» **JOB**: Where a line of the material contains the string "this", copy that line.

» **Data excerpts**:
***

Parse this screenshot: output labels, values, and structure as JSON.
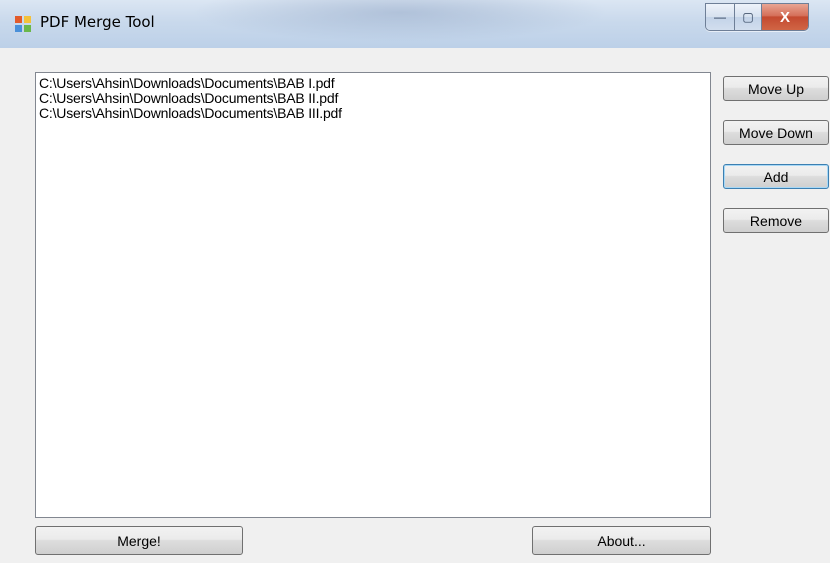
{
  "window": {
    "title": "PDF Merge Tool",
    "controls": {
      "minimize": "—",
      "maximize": "▢",
      "close": "X"
    }
  },
  "file_list": {
    "items": [
      "C:\\Users\\Ahsin\\Downloads\\Documents\\BAB I.pdf",
      "C:\\Users\\Ahsin\\Downloads\\Documents\\BAB II.pdf",
      "C:\\Users\\Ahsin\\Downloads\\Documents\\BAB III.pdf"
    ]
  },
  "side_buttons": {
    "move_up": "Move Up",
    "move_down": "Move Down",
    "add": "Add",
    "remove": "Remove"
  },
  "bottom_buttons": {
    "merge": "Merge!",
    "about": "About..."
  }
}
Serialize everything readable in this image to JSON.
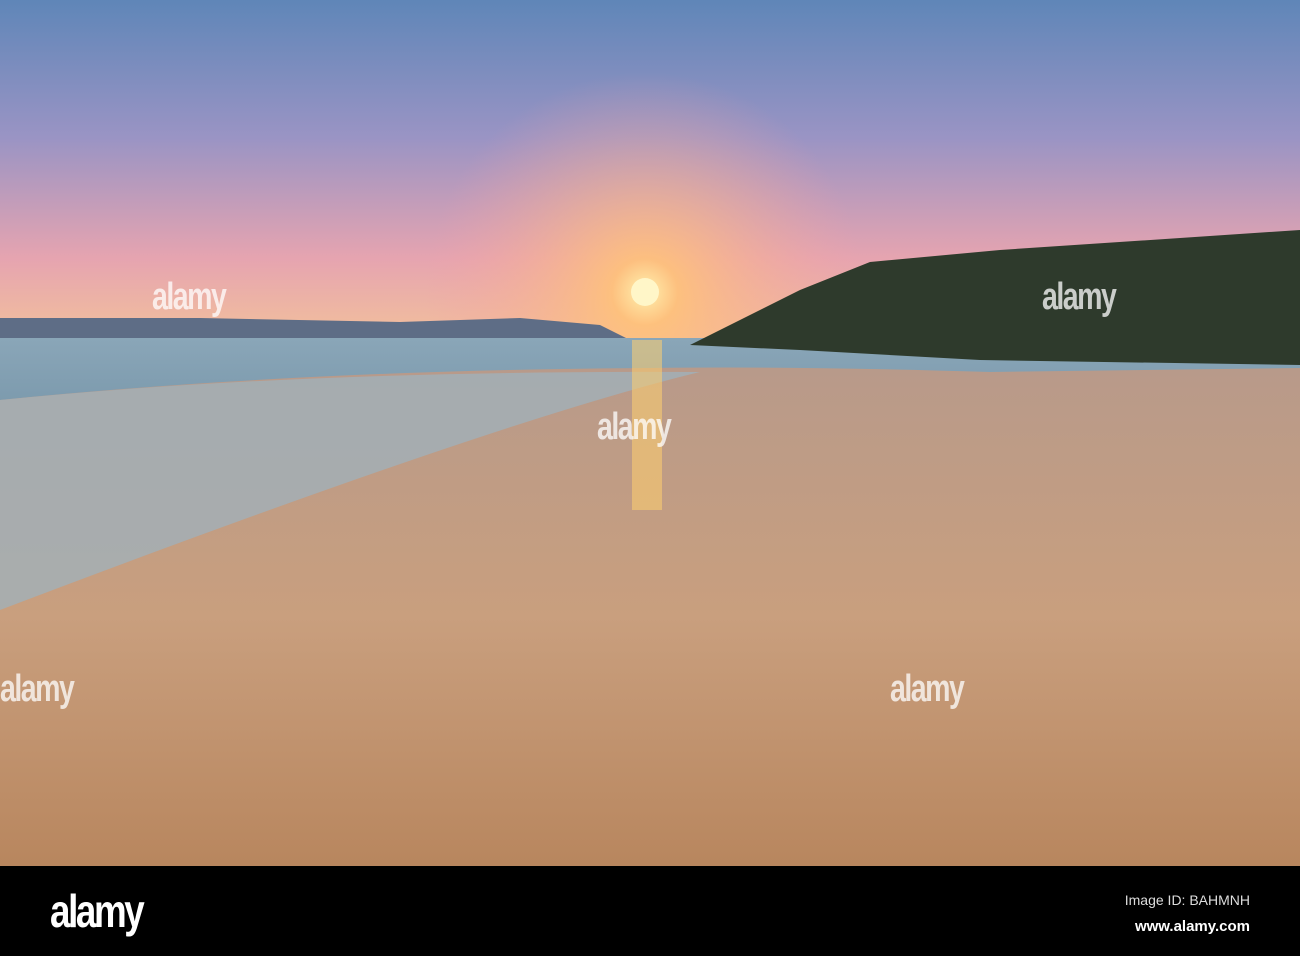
{
  "watermark": {
    "text": "alamy"
  },
  "footer": {
    "logo": "alamy",
    "image_id": "Image ID: BAHMNH",
    "url": "www.alamy.com"
  }
}
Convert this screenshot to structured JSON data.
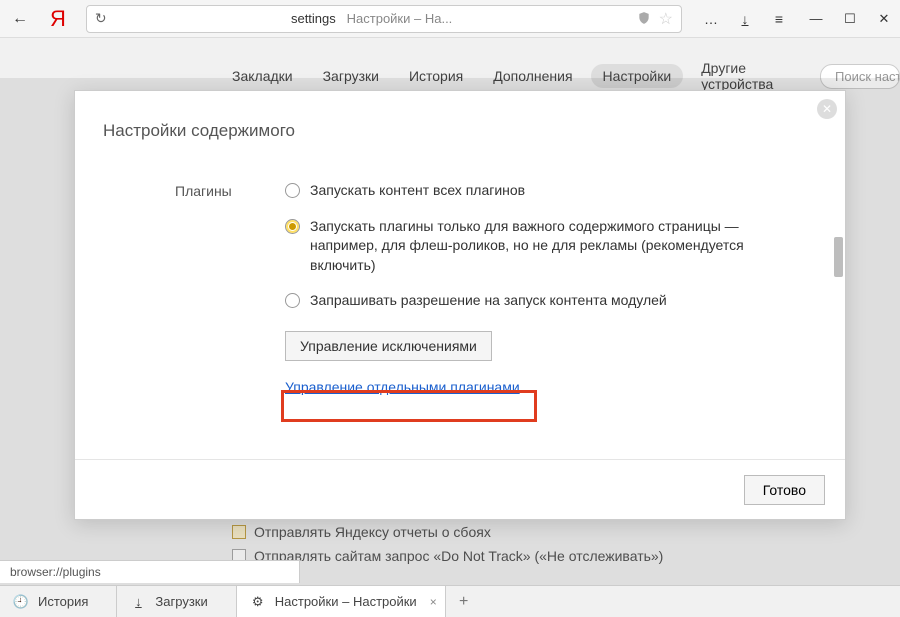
{
  "chrome": {
    "address_prefix": "settings",
    "address_title": "Настройки – На...",
    "downloads_icon": "↓",
    "menu_icon": "≡",
    "more_dots": "…",
    "min": "—",
    "max": "☐",
    "close": "✕"
  },
  "tabs": {
    "items": [
      "Закладки",
      "Загрузки",
      "История",
      "Дополнения",
      "Настройки",
      "Другие устройства"
    ],
    "search_placeholder": "Поиск наст"
  },
  "modal": {
    "title": "Настройки содержимого",
    "section_label": "Плагины",
    "radios": {
      "r1": "Запускать контент всех плагинов",
      "r2": "Запускать плагины только для важного содержимого страницы — например, для флеш-роликов, но не для рекламы (рекомендуется включить)",
      "r3": "Запрашивать разрешение на запуск контента модулей"
    },
    "exceptions_btn": "Управление исключениями",
    "plugins_link": "Управление отдельными плагинами",
    "done_btn": "Готово"
  },
  "bg": {
    "row1": "Отправлять Яндексу отчеты о сбоях",
    "row2": "Отправлять сайтам запрос «Do Not Track» («Не отслеживать»)"
  },
  "status_bar": "browser://plugins",
  "bottom_tabs": {
    "history": "История",
    "downloads": "Загрузки",
    "settings": "Настройки – Настройки"
  }
}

***

» **ANSWER TO THE EXERCISE**:
Parse this screenshot: output labels, values, and structure as JSON.
Serialize everything readable in this image to JSON.
Convert this screenshot to structured JSON data.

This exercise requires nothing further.